**Task instructions:**
a - According to the "Stuck in Traffic" passage, what low-effort but high-impact step can help when the two parties who need to talk don't know about each other?
b - Write the next part of the "Stuck in Traffic" passage, picking up right after its final sentence.

**Given passage:**
========

Stuck in Traffic
Blocked By Another Team
Understand and explain. Why is the work is important? What do you want from them and by when? Give them another chance to indicate feasibility and/or alternatives.
Make the work easier. Can you ask for a smaller subset of features? Can you help unblock their dependencies. Note that supporting your foray into their code base might cost them more in support and they might decline your offer.
Get organizational support. If priorities are unclear, ask your leadership to adjudicate on relative priorities. If your leaders agree, consult with project sponsor on how to politely escalate to a mutual leader.
Make alternative plans. Rescope the project; choose a different direction; push the shipping date.
Blocked By a Decision
Understand and explain. Get the information or approval they need to make a decision. Explain what can’t happen until and unless they decide – use impact on things they care about. If they’re blocked, understand who/what they’re waiting for.
Make the work easier. If their decision is blocked by conflict, play mediator to find a solution that suits both. If blocked by their decision makers, give information in the format they need to take back. Explain which parts of the decision are important and expensive to reverse later.
I’ve had cases where the two parties that need to have a conversation don’t know about each other. Introducing them to each other and then monitoring the email thread has been low-effort but high-impact for me.
Get organizational support. Talk to your project sponsor about what they’d like to do. Maybe they’re in some rooms where they can push for a decision to happen.
Make alternative plans. Can make your best guess about the decision, document it and its tradeoffs, and mitigate risks. Be realistic – are workarounds enough or is the project infeasible?

========

**Items:**
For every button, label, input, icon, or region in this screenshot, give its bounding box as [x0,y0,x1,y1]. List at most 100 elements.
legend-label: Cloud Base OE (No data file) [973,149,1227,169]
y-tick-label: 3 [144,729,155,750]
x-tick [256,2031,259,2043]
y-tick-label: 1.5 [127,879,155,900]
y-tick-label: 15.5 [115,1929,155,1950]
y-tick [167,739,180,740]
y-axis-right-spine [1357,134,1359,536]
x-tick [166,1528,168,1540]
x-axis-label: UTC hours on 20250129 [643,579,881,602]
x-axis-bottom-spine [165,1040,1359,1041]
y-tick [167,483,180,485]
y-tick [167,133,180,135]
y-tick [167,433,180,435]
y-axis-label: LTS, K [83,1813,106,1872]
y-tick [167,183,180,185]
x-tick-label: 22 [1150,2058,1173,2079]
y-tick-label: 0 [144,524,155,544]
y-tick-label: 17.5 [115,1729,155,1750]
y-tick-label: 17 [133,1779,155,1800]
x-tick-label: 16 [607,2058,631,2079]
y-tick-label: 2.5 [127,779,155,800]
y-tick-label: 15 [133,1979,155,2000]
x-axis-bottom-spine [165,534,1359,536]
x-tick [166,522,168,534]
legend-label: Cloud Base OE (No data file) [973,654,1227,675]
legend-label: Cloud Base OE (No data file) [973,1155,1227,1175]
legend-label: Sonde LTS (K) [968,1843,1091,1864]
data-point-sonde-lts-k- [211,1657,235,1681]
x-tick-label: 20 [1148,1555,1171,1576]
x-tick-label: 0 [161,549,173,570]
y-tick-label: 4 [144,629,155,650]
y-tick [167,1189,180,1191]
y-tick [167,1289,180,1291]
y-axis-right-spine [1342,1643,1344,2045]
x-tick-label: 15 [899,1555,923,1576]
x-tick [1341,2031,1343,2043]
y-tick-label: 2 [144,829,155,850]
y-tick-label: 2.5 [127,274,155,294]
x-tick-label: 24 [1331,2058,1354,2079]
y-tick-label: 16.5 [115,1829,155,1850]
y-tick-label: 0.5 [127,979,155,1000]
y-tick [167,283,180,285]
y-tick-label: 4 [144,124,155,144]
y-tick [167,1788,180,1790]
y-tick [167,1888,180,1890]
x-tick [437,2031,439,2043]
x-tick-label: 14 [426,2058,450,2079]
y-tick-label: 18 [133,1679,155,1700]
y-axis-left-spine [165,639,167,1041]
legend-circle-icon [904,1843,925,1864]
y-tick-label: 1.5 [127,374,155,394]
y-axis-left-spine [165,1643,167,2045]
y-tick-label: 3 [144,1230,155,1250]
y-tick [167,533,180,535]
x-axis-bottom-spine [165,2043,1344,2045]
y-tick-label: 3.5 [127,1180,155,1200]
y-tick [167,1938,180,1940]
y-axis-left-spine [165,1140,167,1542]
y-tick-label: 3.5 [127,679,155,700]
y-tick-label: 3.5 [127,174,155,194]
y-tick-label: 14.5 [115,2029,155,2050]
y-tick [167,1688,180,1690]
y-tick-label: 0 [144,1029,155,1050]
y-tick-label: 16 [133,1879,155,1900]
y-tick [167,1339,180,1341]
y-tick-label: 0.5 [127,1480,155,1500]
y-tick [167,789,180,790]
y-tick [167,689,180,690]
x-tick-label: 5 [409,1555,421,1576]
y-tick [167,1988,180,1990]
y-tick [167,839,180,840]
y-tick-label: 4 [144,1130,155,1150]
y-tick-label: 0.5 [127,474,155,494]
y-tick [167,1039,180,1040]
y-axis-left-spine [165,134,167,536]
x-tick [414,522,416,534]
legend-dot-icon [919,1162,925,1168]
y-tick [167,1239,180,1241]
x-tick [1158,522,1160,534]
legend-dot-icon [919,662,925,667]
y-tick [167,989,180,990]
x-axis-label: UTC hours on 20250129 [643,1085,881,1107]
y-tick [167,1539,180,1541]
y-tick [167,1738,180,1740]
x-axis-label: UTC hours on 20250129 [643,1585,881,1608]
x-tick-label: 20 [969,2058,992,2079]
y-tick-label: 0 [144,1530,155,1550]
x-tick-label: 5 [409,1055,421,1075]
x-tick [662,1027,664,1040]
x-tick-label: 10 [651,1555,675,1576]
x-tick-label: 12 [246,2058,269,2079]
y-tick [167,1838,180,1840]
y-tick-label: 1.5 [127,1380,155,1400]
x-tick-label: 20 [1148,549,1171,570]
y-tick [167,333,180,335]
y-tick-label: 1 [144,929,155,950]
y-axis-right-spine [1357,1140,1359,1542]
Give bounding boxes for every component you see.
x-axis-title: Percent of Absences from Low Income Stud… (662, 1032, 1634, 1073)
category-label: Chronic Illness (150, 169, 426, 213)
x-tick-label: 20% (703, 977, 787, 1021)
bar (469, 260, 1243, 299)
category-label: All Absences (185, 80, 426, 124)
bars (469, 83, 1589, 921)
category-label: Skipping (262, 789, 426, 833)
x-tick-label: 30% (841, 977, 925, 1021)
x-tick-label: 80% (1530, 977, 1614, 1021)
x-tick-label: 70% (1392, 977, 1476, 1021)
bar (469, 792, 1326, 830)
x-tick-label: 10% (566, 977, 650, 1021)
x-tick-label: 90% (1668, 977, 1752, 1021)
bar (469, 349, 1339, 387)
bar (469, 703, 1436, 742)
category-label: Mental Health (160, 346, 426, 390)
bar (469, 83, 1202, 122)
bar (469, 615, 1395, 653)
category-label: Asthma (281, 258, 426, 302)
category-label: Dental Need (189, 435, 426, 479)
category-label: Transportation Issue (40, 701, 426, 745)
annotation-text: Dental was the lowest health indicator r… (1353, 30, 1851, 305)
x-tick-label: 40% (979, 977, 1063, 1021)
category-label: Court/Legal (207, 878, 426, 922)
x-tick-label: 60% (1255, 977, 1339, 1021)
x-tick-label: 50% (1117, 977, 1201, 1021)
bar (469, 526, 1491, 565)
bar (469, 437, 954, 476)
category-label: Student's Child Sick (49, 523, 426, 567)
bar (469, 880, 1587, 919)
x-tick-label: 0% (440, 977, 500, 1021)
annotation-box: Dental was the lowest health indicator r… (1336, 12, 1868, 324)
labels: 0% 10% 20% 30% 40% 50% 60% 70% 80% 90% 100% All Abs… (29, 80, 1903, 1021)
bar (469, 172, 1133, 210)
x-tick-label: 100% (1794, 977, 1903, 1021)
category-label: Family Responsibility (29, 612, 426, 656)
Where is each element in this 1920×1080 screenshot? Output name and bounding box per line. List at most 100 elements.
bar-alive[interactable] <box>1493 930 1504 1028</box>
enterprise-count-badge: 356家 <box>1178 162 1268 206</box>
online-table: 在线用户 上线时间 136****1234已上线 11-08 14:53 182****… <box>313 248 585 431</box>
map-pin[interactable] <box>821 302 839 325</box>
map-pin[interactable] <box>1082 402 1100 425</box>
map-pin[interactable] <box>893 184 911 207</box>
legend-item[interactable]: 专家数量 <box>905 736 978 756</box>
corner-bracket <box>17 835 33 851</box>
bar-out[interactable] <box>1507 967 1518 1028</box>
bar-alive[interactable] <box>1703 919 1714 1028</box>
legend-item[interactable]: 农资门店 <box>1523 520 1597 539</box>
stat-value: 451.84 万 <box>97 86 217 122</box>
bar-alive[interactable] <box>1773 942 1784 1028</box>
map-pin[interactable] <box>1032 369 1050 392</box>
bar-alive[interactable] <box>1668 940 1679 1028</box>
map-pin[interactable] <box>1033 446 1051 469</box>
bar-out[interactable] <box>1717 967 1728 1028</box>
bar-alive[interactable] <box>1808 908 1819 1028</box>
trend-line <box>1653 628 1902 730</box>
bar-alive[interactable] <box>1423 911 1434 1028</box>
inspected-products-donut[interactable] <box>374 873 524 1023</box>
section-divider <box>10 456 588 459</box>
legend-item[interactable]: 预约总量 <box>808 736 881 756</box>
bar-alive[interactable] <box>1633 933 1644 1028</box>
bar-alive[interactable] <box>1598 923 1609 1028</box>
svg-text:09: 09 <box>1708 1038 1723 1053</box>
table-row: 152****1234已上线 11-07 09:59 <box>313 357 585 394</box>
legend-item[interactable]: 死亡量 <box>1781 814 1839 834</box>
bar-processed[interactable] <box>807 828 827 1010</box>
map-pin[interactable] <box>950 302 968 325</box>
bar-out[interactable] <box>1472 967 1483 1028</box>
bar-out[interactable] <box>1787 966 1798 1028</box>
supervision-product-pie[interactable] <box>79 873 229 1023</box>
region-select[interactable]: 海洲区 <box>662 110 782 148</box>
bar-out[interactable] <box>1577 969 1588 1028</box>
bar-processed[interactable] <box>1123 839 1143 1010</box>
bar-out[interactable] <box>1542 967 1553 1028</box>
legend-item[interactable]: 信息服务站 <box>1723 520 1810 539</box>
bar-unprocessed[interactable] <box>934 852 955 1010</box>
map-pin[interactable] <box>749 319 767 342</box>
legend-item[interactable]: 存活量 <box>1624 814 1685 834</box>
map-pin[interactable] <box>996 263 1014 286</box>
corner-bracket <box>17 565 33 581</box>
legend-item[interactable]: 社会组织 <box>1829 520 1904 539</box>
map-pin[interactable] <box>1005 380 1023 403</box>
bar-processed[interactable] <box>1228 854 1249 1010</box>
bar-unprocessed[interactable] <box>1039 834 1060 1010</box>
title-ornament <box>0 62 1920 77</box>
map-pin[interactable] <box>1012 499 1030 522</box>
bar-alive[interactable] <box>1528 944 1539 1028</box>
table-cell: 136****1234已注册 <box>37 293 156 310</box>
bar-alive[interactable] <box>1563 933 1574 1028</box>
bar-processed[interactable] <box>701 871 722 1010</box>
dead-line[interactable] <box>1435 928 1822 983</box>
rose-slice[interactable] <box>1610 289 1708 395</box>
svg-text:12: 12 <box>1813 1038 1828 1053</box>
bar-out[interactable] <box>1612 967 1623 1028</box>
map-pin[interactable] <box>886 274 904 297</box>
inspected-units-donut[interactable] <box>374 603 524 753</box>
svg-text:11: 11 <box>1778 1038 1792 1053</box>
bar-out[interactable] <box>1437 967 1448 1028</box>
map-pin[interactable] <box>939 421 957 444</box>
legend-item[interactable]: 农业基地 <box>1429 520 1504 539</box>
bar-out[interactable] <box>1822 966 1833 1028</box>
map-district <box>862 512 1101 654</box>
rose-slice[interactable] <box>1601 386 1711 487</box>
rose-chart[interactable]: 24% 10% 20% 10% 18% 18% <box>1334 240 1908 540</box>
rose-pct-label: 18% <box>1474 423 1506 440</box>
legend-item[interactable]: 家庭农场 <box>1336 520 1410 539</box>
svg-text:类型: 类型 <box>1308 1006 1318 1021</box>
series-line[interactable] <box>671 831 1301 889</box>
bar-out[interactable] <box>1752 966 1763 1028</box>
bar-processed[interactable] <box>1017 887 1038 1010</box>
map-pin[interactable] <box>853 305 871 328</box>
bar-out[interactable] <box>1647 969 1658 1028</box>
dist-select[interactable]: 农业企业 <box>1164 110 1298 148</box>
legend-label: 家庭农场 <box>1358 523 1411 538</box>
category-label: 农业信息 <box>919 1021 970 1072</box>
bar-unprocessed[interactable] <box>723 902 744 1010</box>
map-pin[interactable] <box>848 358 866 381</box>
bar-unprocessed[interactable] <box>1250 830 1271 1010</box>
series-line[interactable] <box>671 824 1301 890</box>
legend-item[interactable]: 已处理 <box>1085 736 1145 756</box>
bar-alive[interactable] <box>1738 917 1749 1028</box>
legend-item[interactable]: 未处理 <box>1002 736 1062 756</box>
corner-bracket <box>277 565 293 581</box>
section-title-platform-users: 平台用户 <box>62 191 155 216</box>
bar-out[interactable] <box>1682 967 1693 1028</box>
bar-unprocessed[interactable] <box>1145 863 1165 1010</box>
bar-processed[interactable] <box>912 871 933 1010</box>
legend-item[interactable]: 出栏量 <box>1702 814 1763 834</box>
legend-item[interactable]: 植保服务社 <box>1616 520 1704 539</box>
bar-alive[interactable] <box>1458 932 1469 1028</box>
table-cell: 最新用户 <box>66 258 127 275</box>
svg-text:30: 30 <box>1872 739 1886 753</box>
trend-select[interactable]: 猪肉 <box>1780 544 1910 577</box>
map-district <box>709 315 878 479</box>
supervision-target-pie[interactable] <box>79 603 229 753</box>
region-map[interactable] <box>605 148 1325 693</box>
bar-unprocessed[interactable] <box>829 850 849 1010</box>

========

**Per-task outputs:**
a - Introduce them to each other, then monitor the email thread.

b -
Blocked By a Single Button Click
Understand and explain. If you really need to skip the queue, politely ask. If they go out of their way to help you, publicly recognize, e.g., peer bonus, launch email credits, etc.
How do you know if the wait time is atypical? Some teams publish SLAs for requests, but that might not be representative.
On the receiving end, I can try to make the queue and its “processing time” observable. For example, all PRs that need my team’s attention should have the same assigned reviewer, such that the list of PRs assigned to that reviewer group becomes the observable queue.
Make the work easier. Structure your ticket to be one of the easy ones, e.g., as small as possible; succinctly include all relevant information, etc.
If it’s a sign-off on a PR, what kinds of issues have they raised in similar PRs? Are those addressed in yours? Some teams have reviewer bots that automate common issues – have all automated suggestions been considered?
Get organizational support. Escalating to skip the line is thorny; mitigate by being explicit about the importance of the team’s process, and why you’re requesting to circumvent it just this once.
Make alternative plans. Connecting with someone on the team is usually enough to raise priority, but if nothing works, notify stakeholders that there’ll be a delay.
That someone on the team can feel singled out, especially when you pick them for having reviewed other requests in the recent past. Sometimes they’ve redirected me back to the group, implying that there is a queue and a process of doing things.
Blocked By a Single Person
Understand and explain. Be clear about the request’s importance, especially when waiting on a senior colleague who is making deliberate judgments about relative importance. Give them a chance to revise their availability; set a go/no-go deadline to start finding alternative approaches.
Make the work easier. Add structure; break the problem down. Consider the “three bullet points and a call to action” technique. If the colleague is overwhelmed, reassure them that the request is legitimately difficult but learnable. Help them, but don’t take over lest they not learn.
Get organizational support. If they’re the reason a project is going to fail, you’re not doing your job if you ignore it. Escalating means asking for help, e.g., talking to the manager might be the only way to adjust priorities.
How to communicate intent to escalate? Tricky to do this right. As an IC, I don’t like someone escalating to my manager because it feels like I’m not doing my job. But if the recommendation comes from me, then I feel more at peace with it, e.g., your feature is not a top priority for my team; to change that, please raise this with my manager.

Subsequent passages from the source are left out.